* BEGIN DATA PROVIDED *

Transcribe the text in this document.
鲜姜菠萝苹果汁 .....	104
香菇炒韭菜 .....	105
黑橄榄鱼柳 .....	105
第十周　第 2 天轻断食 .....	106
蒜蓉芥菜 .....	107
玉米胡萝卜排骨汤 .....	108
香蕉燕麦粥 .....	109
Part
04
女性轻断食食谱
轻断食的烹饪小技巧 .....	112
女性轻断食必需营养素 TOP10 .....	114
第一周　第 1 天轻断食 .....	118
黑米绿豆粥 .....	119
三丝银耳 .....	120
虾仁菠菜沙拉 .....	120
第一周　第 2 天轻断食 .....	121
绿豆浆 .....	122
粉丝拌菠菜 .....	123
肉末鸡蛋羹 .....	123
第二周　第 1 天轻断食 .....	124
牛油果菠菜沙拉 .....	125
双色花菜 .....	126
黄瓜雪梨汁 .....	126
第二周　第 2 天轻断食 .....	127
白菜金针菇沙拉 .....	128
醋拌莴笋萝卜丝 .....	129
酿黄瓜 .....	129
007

* END DATA PROVIDED *

(SHORT TASK): Among the lines of the data, identify those with the word "天轻断食". Copy each of them.

(TASK SOLUTION):
第十周　第 2 天轻断食 .....	106
第一周　第 1 天轻断食 .....	118
第一周　第 2 天轻断食 .....	121
第二周　第 1 天轻断食 .....	124
第二周　第 2 天轻断食 .....	127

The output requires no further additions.